● Problem
Count the lines holding the string "passage" in the records, and give only the count.

★ ★ ★ ★ ★

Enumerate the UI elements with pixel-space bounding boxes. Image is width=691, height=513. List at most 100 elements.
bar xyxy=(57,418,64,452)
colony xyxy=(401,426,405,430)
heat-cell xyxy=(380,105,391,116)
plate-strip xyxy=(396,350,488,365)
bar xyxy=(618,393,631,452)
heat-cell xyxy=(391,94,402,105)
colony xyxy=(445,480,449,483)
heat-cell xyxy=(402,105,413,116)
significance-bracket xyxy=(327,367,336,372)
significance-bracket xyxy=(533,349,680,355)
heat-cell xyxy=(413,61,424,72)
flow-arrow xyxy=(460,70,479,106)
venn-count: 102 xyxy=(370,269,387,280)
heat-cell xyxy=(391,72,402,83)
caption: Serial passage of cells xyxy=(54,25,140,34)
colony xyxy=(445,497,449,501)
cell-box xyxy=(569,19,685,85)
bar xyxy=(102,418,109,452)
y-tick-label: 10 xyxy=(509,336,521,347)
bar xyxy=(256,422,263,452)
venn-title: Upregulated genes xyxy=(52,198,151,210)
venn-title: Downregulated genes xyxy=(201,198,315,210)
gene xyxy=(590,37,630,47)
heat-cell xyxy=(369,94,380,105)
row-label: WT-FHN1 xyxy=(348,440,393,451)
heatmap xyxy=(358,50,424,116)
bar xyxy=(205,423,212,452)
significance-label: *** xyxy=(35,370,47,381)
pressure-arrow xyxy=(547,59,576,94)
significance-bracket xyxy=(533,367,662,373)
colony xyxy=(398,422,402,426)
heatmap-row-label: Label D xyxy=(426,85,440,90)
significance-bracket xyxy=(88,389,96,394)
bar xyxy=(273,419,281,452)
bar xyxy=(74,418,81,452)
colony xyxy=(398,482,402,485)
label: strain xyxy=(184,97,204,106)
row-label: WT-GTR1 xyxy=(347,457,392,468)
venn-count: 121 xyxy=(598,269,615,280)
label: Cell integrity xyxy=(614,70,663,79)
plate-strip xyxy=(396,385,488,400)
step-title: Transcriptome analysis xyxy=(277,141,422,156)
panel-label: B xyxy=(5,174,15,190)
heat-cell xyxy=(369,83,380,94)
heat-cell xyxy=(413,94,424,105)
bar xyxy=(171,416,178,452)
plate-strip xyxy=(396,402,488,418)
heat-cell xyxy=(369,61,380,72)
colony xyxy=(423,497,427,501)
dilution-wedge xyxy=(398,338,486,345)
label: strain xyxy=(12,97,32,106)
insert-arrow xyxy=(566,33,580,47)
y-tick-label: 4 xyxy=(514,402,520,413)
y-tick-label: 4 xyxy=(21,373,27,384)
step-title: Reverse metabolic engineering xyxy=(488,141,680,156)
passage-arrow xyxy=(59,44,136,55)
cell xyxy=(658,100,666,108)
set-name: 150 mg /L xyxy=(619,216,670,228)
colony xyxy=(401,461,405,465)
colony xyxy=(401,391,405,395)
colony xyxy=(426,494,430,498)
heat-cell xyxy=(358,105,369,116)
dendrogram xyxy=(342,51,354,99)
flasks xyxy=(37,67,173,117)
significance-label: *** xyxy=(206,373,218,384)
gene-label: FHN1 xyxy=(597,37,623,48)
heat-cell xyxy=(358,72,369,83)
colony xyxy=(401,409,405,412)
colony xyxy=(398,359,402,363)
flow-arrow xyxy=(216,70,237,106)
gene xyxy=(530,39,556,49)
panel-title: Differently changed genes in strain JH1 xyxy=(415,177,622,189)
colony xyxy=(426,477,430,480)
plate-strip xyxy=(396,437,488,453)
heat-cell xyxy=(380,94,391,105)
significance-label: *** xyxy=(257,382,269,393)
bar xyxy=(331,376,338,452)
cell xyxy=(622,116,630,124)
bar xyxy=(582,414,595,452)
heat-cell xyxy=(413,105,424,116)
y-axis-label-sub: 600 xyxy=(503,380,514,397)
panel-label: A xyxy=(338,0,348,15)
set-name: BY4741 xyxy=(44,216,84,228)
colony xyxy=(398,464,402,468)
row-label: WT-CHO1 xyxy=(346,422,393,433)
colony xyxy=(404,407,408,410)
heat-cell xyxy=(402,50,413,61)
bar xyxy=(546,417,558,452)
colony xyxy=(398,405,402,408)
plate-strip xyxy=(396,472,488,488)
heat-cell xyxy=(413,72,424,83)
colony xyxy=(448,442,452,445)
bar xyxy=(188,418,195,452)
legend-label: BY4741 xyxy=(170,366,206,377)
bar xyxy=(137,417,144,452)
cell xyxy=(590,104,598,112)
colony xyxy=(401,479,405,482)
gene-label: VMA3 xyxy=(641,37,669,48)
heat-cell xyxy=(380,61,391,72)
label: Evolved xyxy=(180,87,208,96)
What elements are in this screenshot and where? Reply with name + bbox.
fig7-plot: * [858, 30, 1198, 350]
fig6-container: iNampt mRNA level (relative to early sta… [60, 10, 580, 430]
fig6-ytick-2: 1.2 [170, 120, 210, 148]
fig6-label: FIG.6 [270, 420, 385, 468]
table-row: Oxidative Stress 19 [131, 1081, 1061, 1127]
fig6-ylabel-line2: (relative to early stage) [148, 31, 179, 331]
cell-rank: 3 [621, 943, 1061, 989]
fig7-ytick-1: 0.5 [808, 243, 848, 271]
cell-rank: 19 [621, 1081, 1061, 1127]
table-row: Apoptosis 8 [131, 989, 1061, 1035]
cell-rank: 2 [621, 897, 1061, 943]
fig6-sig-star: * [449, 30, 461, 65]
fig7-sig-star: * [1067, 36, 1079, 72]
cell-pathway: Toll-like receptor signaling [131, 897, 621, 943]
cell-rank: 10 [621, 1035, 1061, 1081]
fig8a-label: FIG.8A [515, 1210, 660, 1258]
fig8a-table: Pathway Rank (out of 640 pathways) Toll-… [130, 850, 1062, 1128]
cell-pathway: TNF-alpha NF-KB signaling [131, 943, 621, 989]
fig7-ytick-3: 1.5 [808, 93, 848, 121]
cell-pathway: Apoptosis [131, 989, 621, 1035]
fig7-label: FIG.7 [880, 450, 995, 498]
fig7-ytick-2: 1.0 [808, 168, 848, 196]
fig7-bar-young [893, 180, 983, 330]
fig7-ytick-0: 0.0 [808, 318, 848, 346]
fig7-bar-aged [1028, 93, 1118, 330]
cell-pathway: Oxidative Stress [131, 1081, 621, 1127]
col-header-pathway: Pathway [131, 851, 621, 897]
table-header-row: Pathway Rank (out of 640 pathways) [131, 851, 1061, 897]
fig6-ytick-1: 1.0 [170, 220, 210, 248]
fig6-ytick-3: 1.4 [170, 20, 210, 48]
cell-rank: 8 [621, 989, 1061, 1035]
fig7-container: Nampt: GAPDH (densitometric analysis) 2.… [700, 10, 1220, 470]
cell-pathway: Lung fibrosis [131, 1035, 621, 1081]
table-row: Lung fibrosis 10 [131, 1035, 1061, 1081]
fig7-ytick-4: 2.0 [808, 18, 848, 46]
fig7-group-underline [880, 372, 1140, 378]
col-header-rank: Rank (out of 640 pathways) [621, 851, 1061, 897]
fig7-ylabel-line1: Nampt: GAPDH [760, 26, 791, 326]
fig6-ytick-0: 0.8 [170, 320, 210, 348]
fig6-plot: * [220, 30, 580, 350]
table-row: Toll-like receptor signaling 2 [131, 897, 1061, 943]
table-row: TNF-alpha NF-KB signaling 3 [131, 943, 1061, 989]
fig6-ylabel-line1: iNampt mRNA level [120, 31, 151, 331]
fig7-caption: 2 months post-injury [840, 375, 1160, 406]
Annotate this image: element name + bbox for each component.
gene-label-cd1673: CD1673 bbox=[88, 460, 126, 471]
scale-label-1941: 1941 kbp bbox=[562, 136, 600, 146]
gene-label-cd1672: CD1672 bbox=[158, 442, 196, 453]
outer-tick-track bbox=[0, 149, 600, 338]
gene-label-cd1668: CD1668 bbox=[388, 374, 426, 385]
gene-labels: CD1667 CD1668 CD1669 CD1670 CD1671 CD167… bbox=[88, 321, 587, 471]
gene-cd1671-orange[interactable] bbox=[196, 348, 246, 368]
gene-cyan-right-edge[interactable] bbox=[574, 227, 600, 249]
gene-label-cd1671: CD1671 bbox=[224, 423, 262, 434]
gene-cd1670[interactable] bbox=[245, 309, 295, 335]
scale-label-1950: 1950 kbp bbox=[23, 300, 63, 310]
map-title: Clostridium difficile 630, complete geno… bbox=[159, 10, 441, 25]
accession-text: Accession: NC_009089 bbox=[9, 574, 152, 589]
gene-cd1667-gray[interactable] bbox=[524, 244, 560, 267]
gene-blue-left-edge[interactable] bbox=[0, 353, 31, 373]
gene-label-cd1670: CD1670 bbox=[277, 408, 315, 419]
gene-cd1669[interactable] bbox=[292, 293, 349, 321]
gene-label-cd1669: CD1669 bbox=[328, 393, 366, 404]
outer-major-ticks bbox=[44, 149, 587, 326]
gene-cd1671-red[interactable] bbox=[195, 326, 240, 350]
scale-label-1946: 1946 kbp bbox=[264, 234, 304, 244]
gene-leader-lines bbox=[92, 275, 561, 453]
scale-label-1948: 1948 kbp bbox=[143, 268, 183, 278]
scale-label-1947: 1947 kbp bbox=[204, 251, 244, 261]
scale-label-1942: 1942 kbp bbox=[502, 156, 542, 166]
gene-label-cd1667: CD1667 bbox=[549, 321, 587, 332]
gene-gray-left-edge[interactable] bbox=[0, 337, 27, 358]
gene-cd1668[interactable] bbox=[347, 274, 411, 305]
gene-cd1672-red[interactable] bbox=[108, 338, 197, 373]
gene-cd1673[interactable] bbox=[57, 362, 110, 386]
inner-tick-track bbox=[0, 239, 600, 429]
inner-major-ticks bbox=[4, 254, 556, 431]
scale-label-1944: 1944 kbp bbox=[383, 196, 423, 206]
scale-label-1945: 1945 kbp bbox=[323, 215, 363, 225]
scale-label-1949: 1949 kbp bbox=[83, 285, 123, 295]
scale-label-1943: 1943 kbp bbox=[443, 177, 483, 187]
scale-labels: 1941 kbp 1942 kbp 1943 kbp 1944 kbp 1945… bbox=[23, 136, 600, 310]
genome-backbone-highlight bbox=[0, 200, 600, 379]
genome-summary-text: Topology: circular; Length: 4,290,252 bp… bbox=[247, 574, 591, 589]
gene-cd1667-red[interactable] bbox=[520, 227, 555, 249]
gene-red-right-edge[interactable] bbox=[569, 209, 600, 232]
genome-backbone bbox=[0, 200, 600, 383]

★ ★ ★ ★ ★

● Written response
2